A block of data
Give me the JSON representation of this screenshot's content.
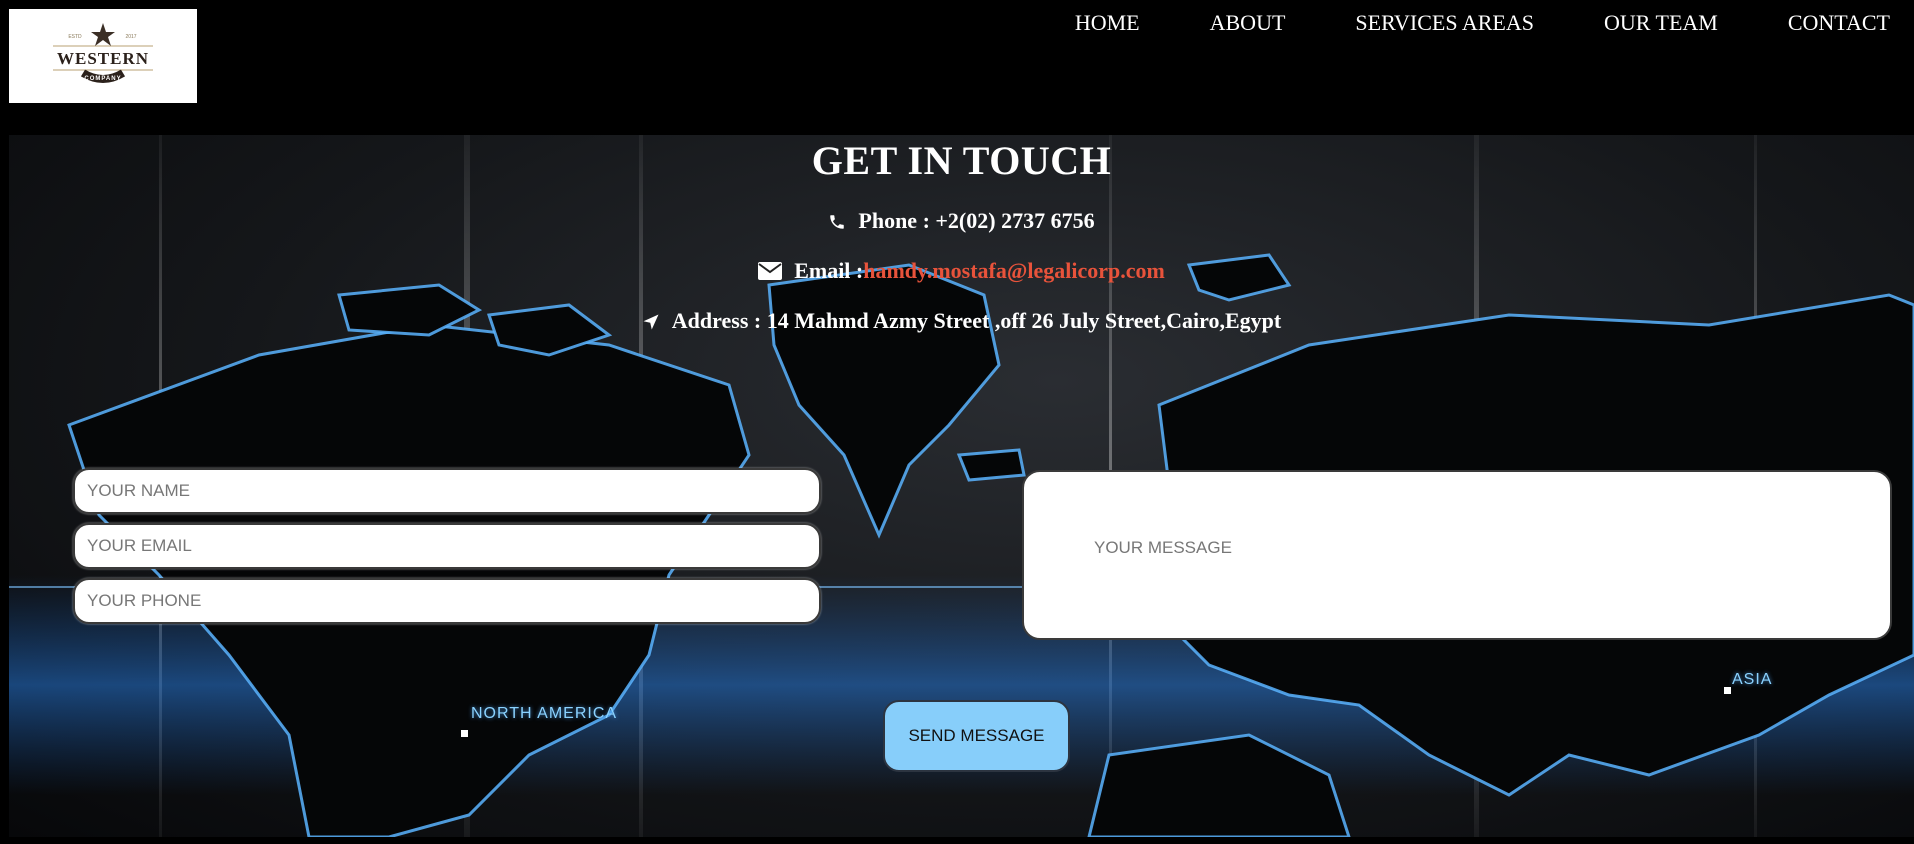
{
  "brand": {
    "logo_top_left": "ESTD",
    "logo_top_right": "2017",
    "logo_main": "WESTERN",
    "logo_sub": "COMPANY"
  },
  "nav": {
    "items": [
      {
        "label": "HOME"
      },
      {
        "label": "ABOUT"
      },
      {
        "label": "SERVICES AREAS"
      },
      {
        "label": "OUR TEAM"
      },
      {
        "label": "CONTACT"
      }
    ]
  },
  "contact": {
    "title": "GET IN TOUCH",
    "phone_label": "Phone : +2(02) 2737 6756",
    "email_label": "Email :",
    "email_value": "hamdy.mostafa@legalicorp.com",
    "address_label": "Address : 14 Mahmd Azmy Street ,off 26 July Street,Cairo,Egypt"
  },
  "form": {
    "name_placeholder": "YOUR NAME",
    "email_placeholder": "YOUR EMAIL",
    "phone_placeholder": "YOUR PHONE",
    "message_placeholder": "YOUR MESSAGE",
    "send_label": "SEND MESSAGE"
  },
  "map": {
    "north_america_label": "NORTH AMERICA",
    "asia_label": "ASIA"
  },
  "colors": {
    "background": "#000000",
    "link": "#e8533b",
    "button": "#87cefa",
    "map_glow": "#5ab4ff"
  }
}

- Your instructions -
Leave out all pictures, then copy the remaining material exactly.

- Result below -
Give me the JSON representation of this screenshot's content.
{
  "brand": {
    "logo_top_left": "ESTD",
    "logo_top_right": "2017",
    "logo_main": "WESTERN",
    "logo_sub": "COMPANY"
  },
  "nav": {
    "items": [
      {
        "label": "HOME"
      },
      {
        "label": "ABOUT"
      },
      {
        "label": "SERVICES AREAS"
      },
      {
        "label": "OUR TEAM"
      },
      {
        "label": "CONTACT"
      }
    ]
  },
  "contact": {
    "title": "GET IN TOUCH",
    "phone_label": "Phone : +2(02) 2737 6756",
    "email_label": "Email :",
    "email_value": "hamdy.mostafa@legalicorp.com",
    "address_label": "Address : 14 Mahmd Azmy Street ,off 26 July Street,Cairo,Egypt"
  },
  "form": {
    "name_placeholder": "YOUR NAME",
    "email_placeholder": "YOUR EMAIL",
    "phone_placeholder": "YOUR PHONE",
    "message_placeholder": "YOUR MESSAGE",
    "send_label": "SEND MESSAGE"
  },
  "map": {
    "north_america_label": "NORTH AMERICA",
    "asia_label": "ASIA"
  },
  "colors": {
    "background": "#000000",
    "link": "#e8533b",
    "button": "#87cefa",
    "map_glow": "#5ab4ff"
  }
}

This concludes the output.